- _Task instructions_
Print the entries that appear below, exactly as written and without their pictures.

- _Data for the task_
--- START ---

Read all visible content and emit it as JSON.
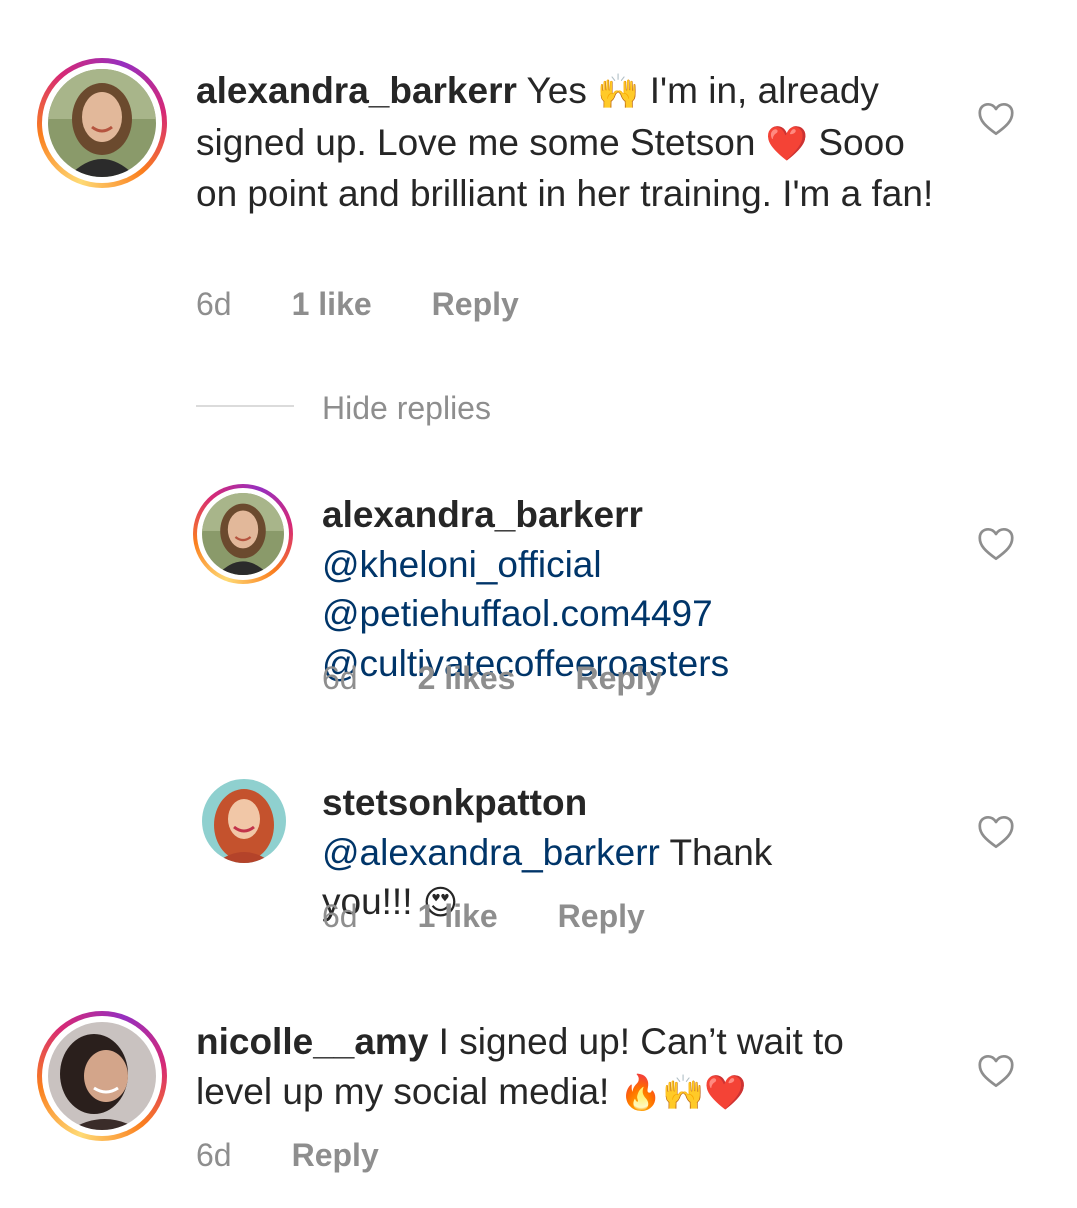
{
  "comments": [
    {
      "username": "alexandra_barkerr",
      "text_parts": [
        "Yes ",
        "🙌",
        " I'm in, already signed up. Love me some Stetson ",
        "❤️",
        " Sooo on point and brilliant in her training. I'm a fan!"
      ],
      "time": "6d",
      "likes": "1 like",
      "reply": "Reply"
    }
  ],
  "hide_replies": "Hide replies",
  "replies": [
    {
      "username": "alexandra_barkerr",
      "mentions": [
        "@kheloni_official",
        "@petiehuffaol.com4497",
        "@cultivatecoffeeroasters"
      ],
      "time": "6d",
      "likes": "2 likes",
      "reply": "Reply"
    },
    {
      "username": "stetsonkpatton",
      "mention": "@alexandra_barkerr",
      "text": " Thank you!!! ",
      "emoji": "😍",
      "time": "6d",
      "likes": "1 like",
      "reply": "Reply"
    }
  ],
  "comment2": {
    "username": "nicolle__amy",
    "text": " I signed up! Can’t wait to level up my social media! ",
    "emojis": "🔥🙌❤️",
    "time": "6d",
    "reply": "Reply"
  },
  "icons": {
    "like": "heart-outline-icon"
  },
  "colors": {
    "text": "#262626",
    "secondary": "#8e8e8e",
    "mention": "#003569",
    "story_ring": [
      "#feda75",
      "#fa7e1e",
      "#d62976",
      "#962fbf"
    ]
  }
}
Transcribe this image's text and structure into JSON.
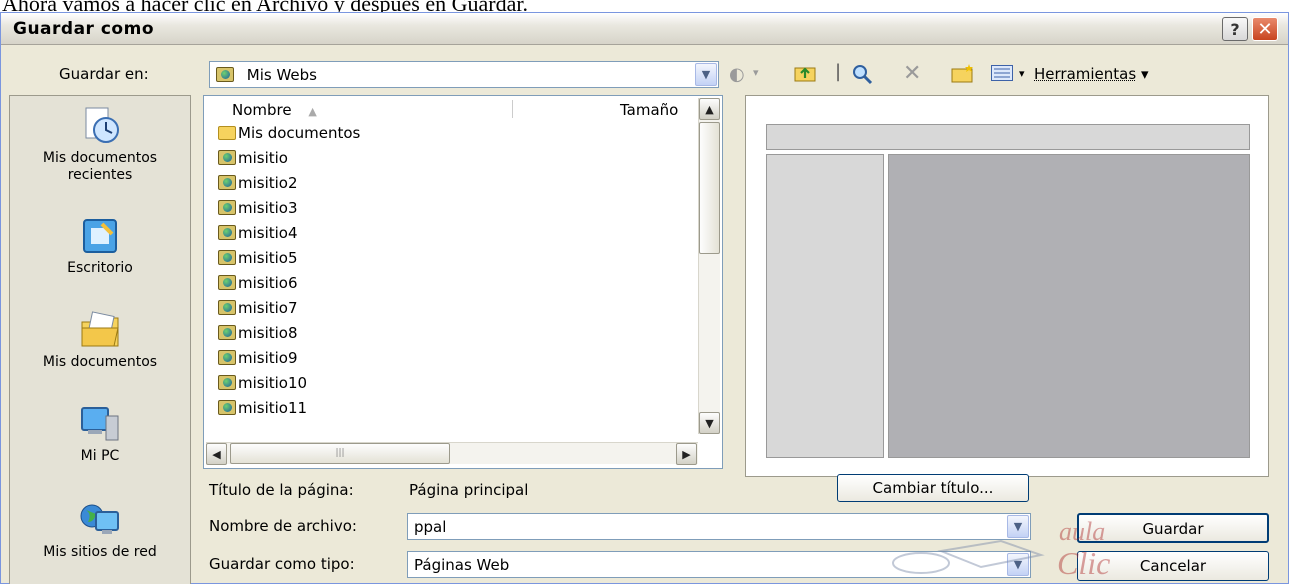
{
  "caption": "Ahora vamos a hacer clic en Archivo y después en Guardar.",
  "window": {
    "title": "Guardar como",
    "help_glyph": "?",
    "close_glyph": "✕"
  },
  "save_in": {
    "label": "Guardar en:",
    "value": "Mis Webs",
    "tools_label": "Herramientas"
  },
  "places": [
    {
      "label": "Mis documentos recientes",
      "icon": "recent-documents-icon"
    },
    {
      "label": "Escritorio",
      "icon": "desktop-icon"
    },
    {
      "label": "Mis documentos",
      "icon": "my-documents-icon"
    },
    {
      "label": "Mi PC",
      "icon": "my-computer-icon"
    },
    {
      "label": "Mis sitios de red",
      "icon": "network-places-icon"
    }
  ],
  "filelist": {
    "columns": [
      "Nombre",
      "Tamaño"
    ],
    "items": [
      {
        "name": "Mis documentos",
        "icon": "folder-icon"
      },
      {
        "name": "misitio",
        "icon": "web-folder-icon"
      },
      {
        "name": "misitio2",
        "icon": "web-folder-icon"
      },
      {
        "name": "misitio3",
        "icon": "web-folder-icon"
      },
      {
        "name": "misitio4",
        "icon": "web-folder-icon"
      },
      {
        "name": "misitio5",
        "icon": "web-folder-icon"
      },
      {
        "name": "misitio6",
        "icon": "web-folder-icon"
      },
      {
        "name": "misitio7",
        "icon": "web-folder-icon"
      },
      {
        "name": "misitio8",
        "icon": "web-folder-icon"
      },
      {
        "name": "misitio9",
        "icon": "web-folder-icon"
      },
      {
        "name": "misitio10",
        "icon": "web-folder-icon"
      },
      {
        "name": "misitio11",
        "icon": "web-folder-icon"
      }
    ]
  },
  "page_title": {
    "label": "Título de la página:",
    "value": "Página principal",
    "change_button": "Cambiar título..."
  },
  "filename": {
    "label": "Nombre de archivo:",
    "value": "ppal"
  },
  "filetype": {
    "label": "Guardar como tipo:",
    "value": "Páginas Web"
  },
  "buttons": {
    "save": "Guardar",
    "cancel": "Cancelar"
  },
  "watermark": {
    "text1": "aula",
    "text2": "Clic"
  },
  "colors": {
    "dialog_bg": "#ece9d8",
    "close_red": "#c8441f",
    "button_border": "#003c74"
  }
}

--- END ---

- _Task output_
Read all visible content and emit it as JSON.
{
  "comments": [
    {
      "username": "alexandra_barkerr",
      "text_parts": [
        "Yes ",
        "🙌",
        " I'm in, already signed up. Love me some Stetson ",
        "❤️",
        " Sooo on point and brilliant in her training. I'm a fan!"
      ],
      "time": "6d",
      "likes": "1 like",
      "reply": "Reply"
    }
  ],
  "hide_replies": "Hide replies",
  "replies": [
    {
      "username": "alexandra_barkerr",
      "mentions": [
        "@kheloni_official",
        "@petiehuffaol.com4497",
        "@cultivatecoffeeroasters"
      ],
      "time": "6d",
      "likes": "2 likes",
      "reply": "Reply"
    },
    {
      "username": "stetsonkpatton",
      "mention": "@alexandra_barkerr",
      "text": " Thank you!!! ",
      "emoji": "😍",
      "time": "6d",
      "likes": "1 like",
      "reply": "Reply"
    }
  ],
  "comment2": {
    "username": "nicolle__amy",
    "text": " I signed up! Can’t wait to level up my social media! ",
    "emojis": "🔥🙌❤️",
    "time": "6d",
    "reply": "Reply"
  },
  "icons": {
    "like": "heart-outline-icon"
  },
  "colors": {
    "text": "#262626",
    "secondary": "#8e8e8e",
    "mention": "#003569",
    "story_ring": [
      "#feda75",
      "#fa7e1e",
      "#d62976",
      "#962fbf"
    ]
  }
}
Transcribe this image's text and structure into JSON.
{
  "caption": "Ahora vamos a hacer clic en Archivo y después en Guardar.",
  "window": {
    "title": "Guardar como",
    "help_glyph": "?",
    "close_glyph": "✕"
  },
  "save_in": {
    "label": "Guardar en:",
    "value": "Mis Webs",
    "tools_label": "Herramientas"
  },
  "places": [
    {
      "label": "Mis documentos recientes",
      "icon": "recent-documents-icon"
    },
    {
      "label": "Escritorio",
      "icon": "desktop-icon"
    },
    {
      "label": "Mis documentos",
      "icon": "my-documents-icon"
    },
    {
      "label": "Mi PC",
      "icon": "my-computer-icon"
    },
    {
      "label": "Mis sitios de red",
      "icon": "network-places-icon"
    }
  ],
  "filelist": {
    "columns": [
      "Nombre",
      "Tamaño"
    ],
    "items": [
      {
        "name": "Mis documentos",
        "icon": "folder-icon"
      },
      {
        "name": "misitio",
        "icon": "web-folder-icon"
      },
      {
        "name": "misitio2",
        "icon": "web-folder-icon"
      },
      {
        "name": "misitio3",
        "icon": "web-folder-icon"
      },
      {
        "name": "misitio4",
        "icon": "web-folder-icon"
      },
      {
        "name": "misitio5",
        "icon": "web-folder-icon"
      },
      {
        "name": "misitio6",
        "icon": "web-folder-icon"
      },
      {
        "name": "misitio7",
        "icon": "web-folder-icon"
      },
      {
        "name": "misitio8",
        "icon": "web-folder-icon"
      },
      {
        "name": "misitio9",
        "icon": "web-folder-icon"
      },
      {
        "name": "misitio10",
        "icon": "web-folder-icon"
      },
      {
        "name": "misitio11",
        "icon": "web-folder-icon"
      }
    ]
  },
  "page_title": {
    "label": "Título de la página:",
    "value": "Página principal",
    "change_button": "Cambiar título..."
  },
  "filename": {
    "label": "Nombre de archivo:",
    "value": "ppal"
  },
  "filetype": {
    "label": "Guardar como tipo:",
    "value": "Páginas Web"
  },
  "buttons": {
    "save": "Guardar",
    "cancel": "Cancelar"
  },
  "watermark": {
    "text1": "aula",
    "text2": "Clic"
  },
  "colors": {
    "dialog_bg": "#ece9d8",
    "close_red": "#c8441f",
    "button_border": "#003c74"
  }
}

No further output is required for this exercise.